### Exercise requirements
Wherever the word "channel" appears in a line, extract that line.

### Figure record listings
------------------------------------------------------------------------

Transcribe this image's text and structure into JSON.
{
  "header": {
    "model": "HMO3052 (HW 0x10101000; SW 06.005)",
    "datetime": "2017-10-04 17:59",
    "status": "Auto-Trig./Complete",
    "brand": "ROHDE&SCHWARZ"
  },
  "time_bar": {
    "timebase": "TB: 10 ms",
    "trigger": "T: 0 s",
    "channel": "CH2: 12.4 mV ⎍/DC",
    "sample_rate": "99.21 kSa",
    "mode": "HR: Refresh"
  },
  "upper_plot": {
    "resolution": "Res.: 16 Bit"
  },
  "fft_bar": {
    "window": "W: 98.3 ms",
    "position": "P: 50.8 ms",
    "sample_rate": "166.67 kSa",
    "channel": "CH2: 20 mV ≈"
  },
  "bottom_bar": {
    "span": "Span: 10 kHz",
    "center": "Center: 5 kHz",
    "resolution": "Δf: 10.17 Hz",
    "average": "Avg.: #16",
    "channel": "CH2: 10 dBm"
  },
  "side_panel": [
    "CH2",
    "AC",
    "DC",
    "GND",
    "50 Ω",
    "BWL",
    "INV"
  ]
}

------------------------------------------------------------------------

### Solution below
    "channel": "CH2: 12.4 mV ⎍/DC",
    "channel": "CH2: 20 mV ≈"
    "channel": "CH2: 10 dBm"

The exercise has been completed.